-- start of DATA SUPPLIED --
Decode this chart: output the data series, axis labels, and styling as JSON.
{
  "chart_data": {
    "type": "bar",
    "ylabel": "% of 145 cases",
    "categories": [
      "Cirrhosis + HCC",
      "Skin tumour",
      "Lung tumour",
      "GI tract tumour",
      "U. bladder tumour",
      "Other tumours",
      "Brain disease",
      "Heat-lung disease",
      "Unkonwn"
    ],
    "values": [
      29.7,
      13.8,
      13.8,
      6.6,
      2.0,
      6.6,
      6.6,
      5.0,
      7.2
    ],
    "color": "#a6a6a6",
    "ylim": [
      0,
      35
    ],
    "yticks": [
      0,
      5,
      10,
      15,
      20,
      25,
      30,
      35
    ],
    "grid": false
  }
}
-- end of DATA SUPPLIED --
REQUIREMENTS —
All of the data above should be transcribed exactly.

RESULT OF THE TASK —
Decode this chart: output the data series, axis labels, and styling as JSON.
{
  "chart_data": {
    "type": "bar",
    "ylabel": "% of 145 cases",
    "categories": [
      "Cirrhosis + HCC",
      "Skin tumour",
      "Lung tumour",
      "GI tract tumour",
      "U. bladder tumour",
      "Other tumours",
      "Brain disease",
      "Heat-lung disease",
      "Unkonwn"
    ],
    "values": [
      29.7,
      13.8,
      13.8,
      6.6,
      2.0,
      6.6,
      6.6,
      5.0,
      7.2
    ],
    "color": "#a6a6a6",
    "ylim": [
      0,
      35
    ],
    "yticks": [
      0,
      5,
      10,
      15,
      20,
      25,
      30,
      35
    ],
    "grid": false
  }
}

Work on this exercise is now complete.